CHALLENGE —
Single out the lines that include the word "income". Copy them.

Recorded data
·····

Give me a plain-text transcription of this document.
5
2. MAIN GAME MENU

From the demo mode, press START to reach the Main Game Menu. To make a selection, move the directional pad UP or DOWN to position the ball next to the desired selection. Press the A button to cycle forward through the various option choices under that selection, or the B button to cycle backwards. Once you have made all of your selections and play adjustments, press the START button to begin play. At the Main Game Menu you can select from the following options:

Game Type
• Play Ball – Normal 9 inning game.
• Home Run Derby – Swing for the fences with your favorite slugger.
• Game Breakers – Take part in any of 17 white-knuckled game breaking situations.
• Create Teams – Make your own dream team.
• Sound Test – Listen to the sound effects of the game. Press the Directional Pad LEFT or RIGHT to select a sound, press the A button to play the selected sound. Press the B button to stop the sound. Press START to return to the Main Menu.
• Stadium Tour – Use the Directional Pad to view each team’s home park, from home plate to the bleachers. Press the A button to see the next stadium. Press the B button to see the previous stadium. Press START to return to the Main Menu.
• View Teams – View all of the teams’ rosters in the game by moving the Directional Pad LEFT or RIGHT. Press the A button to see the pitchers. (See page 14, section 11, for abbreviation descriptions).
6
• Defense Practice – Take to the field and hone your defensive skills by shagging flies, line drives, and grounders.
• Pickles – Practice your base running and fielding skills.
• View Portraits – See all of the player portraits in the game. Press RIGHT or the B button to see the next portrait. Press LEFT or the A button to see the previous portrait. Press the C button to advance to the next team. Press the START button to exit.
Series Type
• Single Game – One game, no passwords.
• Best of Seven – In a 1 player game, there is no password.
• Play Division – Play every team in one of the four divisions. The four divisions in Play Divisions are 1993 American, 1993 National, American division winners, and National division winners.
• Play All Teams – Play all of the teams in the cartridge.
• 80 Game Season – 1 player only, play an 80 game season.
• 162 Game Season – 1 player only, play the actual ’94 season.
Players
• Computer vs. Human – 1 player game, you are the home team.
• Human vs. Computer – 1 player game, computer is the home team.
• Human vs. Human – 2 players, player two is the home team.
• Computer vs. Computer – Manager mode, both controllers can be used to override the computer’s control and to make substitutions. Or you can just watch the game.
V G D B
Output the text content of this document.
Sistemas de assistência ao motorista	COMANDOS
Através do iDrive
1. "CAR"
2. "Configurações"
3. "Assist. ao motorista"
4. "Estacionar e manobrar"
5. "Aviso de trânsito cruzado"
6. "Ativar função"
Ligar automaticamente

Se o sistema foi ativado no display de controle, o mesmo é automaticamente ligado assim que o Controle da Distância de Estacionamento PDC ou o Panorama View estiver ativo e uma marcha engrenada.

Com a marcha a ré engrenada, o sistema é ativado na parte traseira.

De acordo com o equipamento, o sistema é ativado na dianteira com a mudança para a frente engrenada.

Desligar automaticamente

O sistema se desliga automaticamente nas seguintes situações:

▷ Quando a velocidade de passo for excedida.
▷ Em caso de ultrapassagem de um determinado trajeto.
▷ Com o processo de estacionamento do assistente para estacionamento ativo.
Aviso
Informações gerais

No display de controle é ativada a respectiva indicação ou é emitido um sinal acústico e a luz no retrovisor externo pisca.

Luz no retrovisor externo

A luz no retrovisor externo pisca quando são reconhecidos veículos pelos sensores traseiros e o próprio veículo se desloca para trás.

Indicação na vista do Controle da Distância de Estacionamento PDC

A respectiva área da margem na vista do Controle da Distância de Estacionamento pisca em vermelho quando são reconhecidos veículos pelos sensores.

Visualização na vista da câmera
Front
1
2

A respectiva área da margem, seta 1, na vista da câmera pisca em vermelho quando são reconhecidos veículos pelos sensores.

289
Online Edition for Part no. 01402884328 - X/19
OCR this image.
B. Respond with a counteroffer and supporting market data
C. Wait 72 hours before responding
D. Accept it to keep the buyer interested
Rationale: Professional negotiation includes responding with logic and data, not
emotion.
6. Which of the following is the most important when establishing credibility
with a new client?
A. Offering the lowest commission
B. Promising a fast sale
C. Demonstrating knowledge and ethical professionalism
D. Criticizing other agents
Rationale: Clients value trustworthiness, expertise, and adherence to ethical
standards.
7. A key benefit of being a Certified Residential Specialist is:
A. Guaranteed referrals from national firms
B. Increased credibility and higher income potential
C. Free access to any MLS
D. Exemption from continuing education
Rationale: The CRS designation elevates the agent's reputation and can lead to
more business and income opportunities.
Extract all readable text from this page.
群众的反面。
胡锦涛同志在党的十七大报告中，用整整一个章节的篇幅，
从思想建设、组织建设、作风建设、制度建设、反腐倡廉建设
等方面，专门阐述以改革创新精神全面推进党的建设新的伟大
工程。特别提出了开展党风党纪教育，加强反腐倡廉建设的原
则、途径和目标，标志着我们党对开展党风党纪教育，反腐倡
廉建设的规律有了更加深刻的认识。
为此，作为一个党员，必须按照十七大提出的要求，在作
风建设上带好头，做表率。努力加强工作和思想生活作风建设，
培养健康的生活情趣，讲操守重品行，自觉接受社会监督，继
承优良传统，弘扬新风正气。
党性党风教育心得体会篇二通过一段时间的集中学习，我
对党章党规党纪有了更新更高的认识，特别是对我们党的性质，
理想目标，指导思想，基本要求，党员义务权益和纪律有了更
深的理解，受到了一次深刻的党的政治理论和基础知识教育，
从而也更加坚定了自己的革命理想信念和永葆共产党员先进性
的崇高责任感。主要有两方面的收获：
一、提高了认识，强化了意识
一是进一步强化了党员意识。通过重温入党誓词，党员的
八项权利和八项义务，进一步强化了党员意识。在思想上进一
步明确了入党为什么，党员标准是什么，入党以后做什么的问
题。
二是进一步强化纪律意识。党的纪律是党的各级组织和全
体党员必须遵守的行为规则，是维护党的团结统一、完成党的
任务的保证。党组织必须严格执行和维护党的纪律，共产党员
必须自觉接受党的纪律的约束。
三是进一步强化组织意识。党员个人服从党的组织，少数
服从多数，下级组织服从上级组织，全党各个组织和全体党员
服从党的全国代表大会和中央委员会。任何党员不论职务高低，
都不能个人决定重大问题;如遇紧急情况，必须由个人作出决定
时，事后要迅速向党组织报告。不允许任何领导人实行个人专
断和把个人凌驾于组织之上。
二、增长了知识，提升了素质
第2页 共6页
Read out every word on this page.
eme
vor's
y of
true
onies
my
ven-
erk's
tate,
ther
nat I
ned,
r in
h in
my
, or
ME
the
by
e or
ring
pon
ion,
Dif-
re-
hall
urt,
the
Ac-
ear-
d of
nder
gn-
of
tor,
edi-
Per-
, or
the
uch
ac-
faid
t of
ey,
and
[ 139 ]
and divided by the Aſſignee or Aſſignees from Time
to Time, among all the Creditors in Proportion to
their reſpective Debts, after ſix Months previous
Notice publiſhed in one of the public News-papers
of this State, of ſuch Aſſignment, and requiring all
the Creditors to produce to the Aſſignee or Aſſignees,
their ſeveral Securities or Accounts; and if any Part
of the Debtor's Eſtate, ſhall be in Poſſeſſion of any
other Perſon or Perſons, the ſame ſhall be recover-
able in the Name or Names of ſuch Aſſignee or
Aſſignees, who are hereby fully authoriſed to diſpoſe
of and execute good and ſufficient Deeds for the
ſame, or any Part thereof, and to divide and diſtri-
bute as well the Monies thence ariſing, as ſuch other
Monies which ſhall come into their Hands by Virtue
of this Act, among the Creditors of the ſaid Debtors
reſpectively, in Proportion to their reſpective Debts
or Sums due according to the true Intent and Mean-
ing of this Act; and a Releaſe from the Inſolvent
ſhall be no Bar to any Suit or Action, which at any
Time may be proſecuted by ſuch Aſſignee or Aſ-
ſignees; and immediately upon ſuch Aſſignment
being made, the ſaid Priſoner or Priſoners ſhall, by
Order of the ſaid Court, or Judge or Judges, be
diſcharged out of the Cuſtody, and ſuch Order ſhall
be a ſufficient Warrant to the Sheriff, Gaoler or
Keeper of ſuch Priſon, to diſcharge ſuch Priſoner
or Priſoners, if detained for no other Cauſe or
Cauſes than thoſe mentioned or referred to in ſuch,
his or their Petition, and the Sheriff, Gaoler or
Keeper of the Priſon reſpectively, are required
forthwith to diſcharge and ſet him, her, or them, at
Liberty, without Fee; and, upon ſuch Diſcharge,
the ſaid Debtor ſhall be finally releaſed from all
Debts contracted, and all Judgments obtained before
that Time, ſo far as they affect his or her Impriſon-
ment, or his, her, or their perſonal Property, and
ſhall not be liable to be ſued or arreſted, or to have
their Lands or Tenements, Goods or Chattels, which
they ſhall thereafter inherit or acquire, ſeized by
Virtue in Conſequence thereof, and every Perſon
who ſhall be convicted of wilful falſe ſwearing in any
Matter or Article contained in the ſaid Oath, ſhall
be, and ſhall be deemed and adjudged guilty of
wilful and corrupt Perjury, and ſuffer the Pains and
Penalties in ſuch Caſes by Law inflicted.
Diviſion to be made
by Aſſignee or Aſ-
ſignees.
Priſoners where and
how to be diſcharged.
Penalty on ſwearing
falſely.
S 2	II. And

·····

SOLUTION FOR THIS EXERCISE —
B. Increased credibility and higher income potential
more business and income opportunities.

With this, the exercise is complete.